| EXCERPTED DATA |
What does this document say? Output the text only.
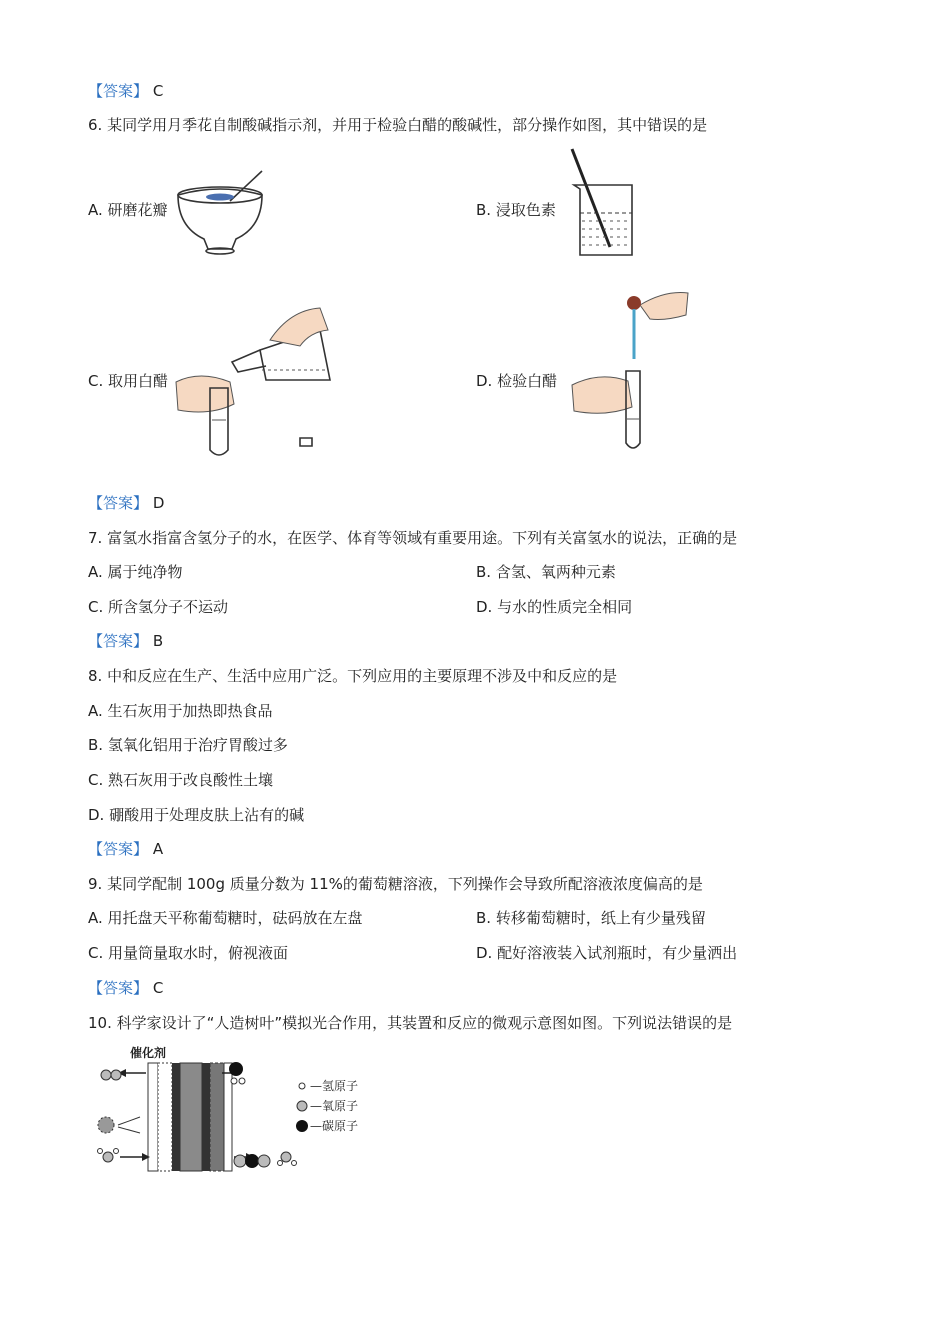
【答案】 C
6. 某同学用月季花自制酸碱指示剂，并用于检验白醋的酸碱性，部分操作如图，其中错误的是
A. 研磨花瓣	B. 浸取色素
C. 取用白醋	D. 检验白醋
【答案】 D
7. 富氢水指富含氢分子的水，在医学、体育等领域有重要用途。下列有关富氢水的说法，正确的是
A. 属于纯净物	B. 含氢、氧两种元素
C. 所含氢分子不运动	D. 与水的性质完全相同
【答案】 B
8. 中和反应在生产、生活中应用广泛。下列应用的主要原理不涉及中和反应的是
A. 生石灰用于加热即热食品
B. 氢氧化铝用于治疗胃酸过多
C. 熟石灰用于改良酸性土壤
D. 硼酸用于处理皮肤上沾有的碱
【答案】 A
9. 某同学配制 100g 质量分数为 11%的葡萄糖溶液，下列操作会导致所配溶液浓度偏高的是
A. 用托盘天平称葡萄糖时，砝码放在左盘	B. 转移葡萄糖时，纸上有少量残留
C. 用量筒量取水时，俯视液面	D. 配好溶液装入试剂瓶时，有少量洒出
【答案】 C
10. 科学家设计了“人造树叶”模拟光合作用，其装置和反应的微观示意图如图。下列说法错误的是
催化剂
—氢原子
—氧原子
—碳原子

| EXERCISE DETAILS |
Repeat the listing in full and exactly. Leave any pictures out.

| RESULT OF THE EXERCISE |
What does this document say? Output the text only.
【答案】 C
6. 某同学用月季花自制酸碱指示剂，并用于检验白醋的酸碱性，部分操作如图，其中错误的是
A. 研磨花瓣	B. 浸取色素
C. 取用白醋	D. 检验白醋
【答案】 D
7. 富氢水指富含氢分子的水，在医学、体育等领域有重要用途。下列有关富氢水的说法，正确的是
A. 属于纯净物	B. 含氢、氧两种元素
C. 所含氢分子不运动	D. 与水的性质完全相同
【答案】 B
8. 中和反应在生产、生活中应用广泛。下列应用的主要原理不涉及中和反应的是
A. 生石灰用于加热即热食品
B. 氢氧化铝用于治疗胃酸过多
C. 熟石灰用于改良酸性土壤
D. 硼酸用于处理皮肤上沾有的碱
【答案】 A
9. 某同学配制 100g 质量分数为 11%的葡萄糖溶液，下列操作会导致所配溶液浓度偏高的是
A. 用托盘天平称葡萄糖时，砝码放在左盘	B. 转移葡萄糖时，纸上有少量残留
C. 用量筒量取水时，俯视液面	D. 配好溶液装入试剂瓶时，有少量洒出
【答案】 C
10. 科学家设计了“人造树叶”模拟光合作用，其装置和反应的微观示意图如图。下列说法错误的是
催化剂
—氢原子
—氧原子
—碳原子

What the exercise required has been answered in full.